Exercise instructions ▸
Repeat the material verbatim and drop the pictures.

Provided records ▸
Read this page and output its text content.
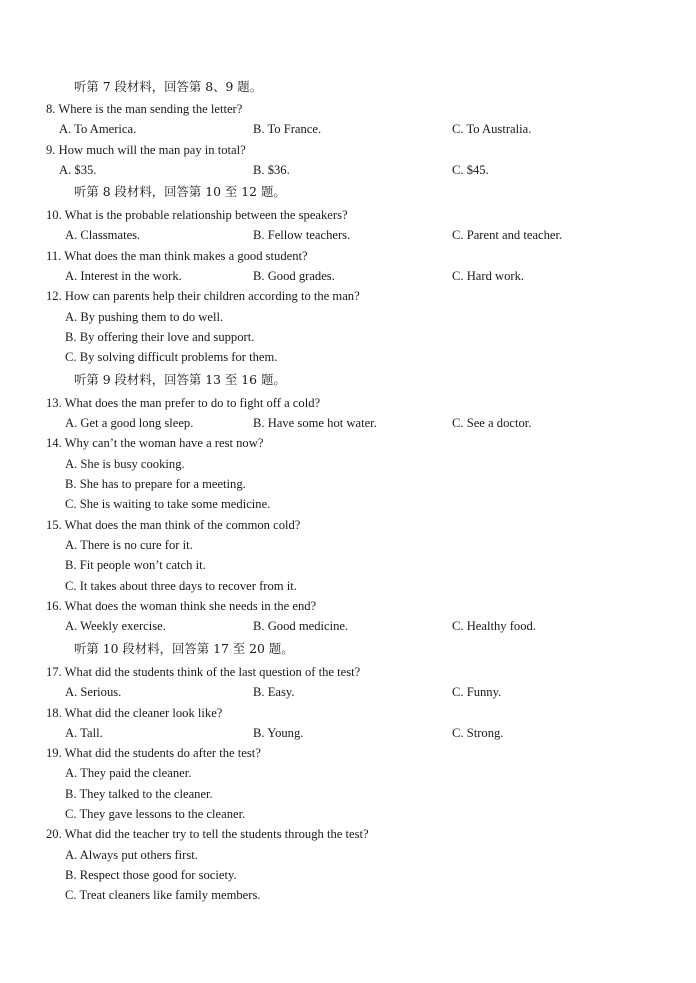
听第 7 段材料，回答第 8、9 题。
8. Where is the man sending the letter?
A. To America.	B. To France.	C. To Australia.
9. How much will the man pay in total?
A. $35.	B. $36.	C. $45.
听第 8 段材料，回答第 10 至 12 题。
10. What is the probable relationship between the speakers?
A. Classmates.	B. Fellow teachers.	C. Parent and teacher.
11. What does the man think makes a good student?
A. Interest in the work.	B. Good grades.	C. Hard work.
12. How can parents help their children according to the man?
A. By pushing them to do well.
B. By offering their love and support.
C. By solving difficult problems for them.
听第 9 段材料，回答第 13 至 16 题。
13. What does the man prefer to do to fight off a cold?
A. Get a good long sleep.	B. Have some hot water.	C. See a doctor.
14. Why can’t the woman have a rest now?
A. She is busy cooking.
B. She has to prepare for a meeting.
C. She is waiting to take some medicine.
15. What does the man think of the common cold?
A. There is no cure for it.
B. Fit people won’t catch it.
C. It takes about three days to recover from it.
16. What does the woman think she needs in the end?
A. Weekly exercise.	B. Good medicine.	C. Healthy food.
听第 10 段材料，回答第 17 至 20 题。
17. What did the students think of the last question of the test?
A. Serious.	B. Easy.	C. Funny.
18. What did the cleaner look like?
A. Tall.	B. Young.	C. Strong.
19. What did the students do after the test?
A. They paid the cleaner.
B. They talked to the cleaner.
C. They gave lessons to the cleaner.
20. What did the teacher try to tell the students through the test?
A. Always put others first.
B. Respect those good for society.
C. Treat cleaners like family members.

The solution ▸
Read this page and output its text content.
听第 7 段材料，回答第 8、9 题。
8. Where is the man sending the letter?
A. To America.	B. To France.	C. To Australia.
9. How much will the man pay in total?
A. $35.	B. $36.	C. $45.
听第 8 段材料，回答第 10 至 12 题。
10. What is the probable relationship between the speakers?
A. Classmates.	B. Fellow teachers.	C. Parent and teacher.
11. What does the man think makes a good student?
A. Interest in the work.	B. Good grades.	C. Hard work.
12. How can parents help their children according to the man?
A. By pushing them to do well.
B. By offering their love and support.
C. By solving difficult problems for them.
听第 9 段材料，回答第 13 至 16 题。
13. What does the man prefer to do to fight off a cold?
A. Get a good long sleep.	B. Have some hot water.	C. See a doctor.
14. Why can’t the woman have a rest now?
A. She is busy cooking.
B. She has to prepare for a meeting.
C. She is waiting to take some medicine.
15. What does the man think of the common cold?
A. There is no cure for it.
B. Fit people won’t catch it.
C. It takes about three days to recover from it.
16. What does the woman think she needs in the end?
A. Weekly exercise.	B. Good medicine.	C. Healthy food.
听第 10 段材料，回答第 17 至 20 题。
17. What did the students think of the last question of the test?
A. Serious.	B. Easy.	C. Funny.
18. What did the cleaner look like?
A. Tall.	B. Young.	C. Strong.
19. What did the students do after the test?
A. They paid the cleaner.
B. They talked to the cleaner.
C. They gave lessons to the cleaner.
20. What did the teacher try to tell the students through the test?
A. Always put others first.
B. Respect those good for society.
C. Treat cleaners like family members.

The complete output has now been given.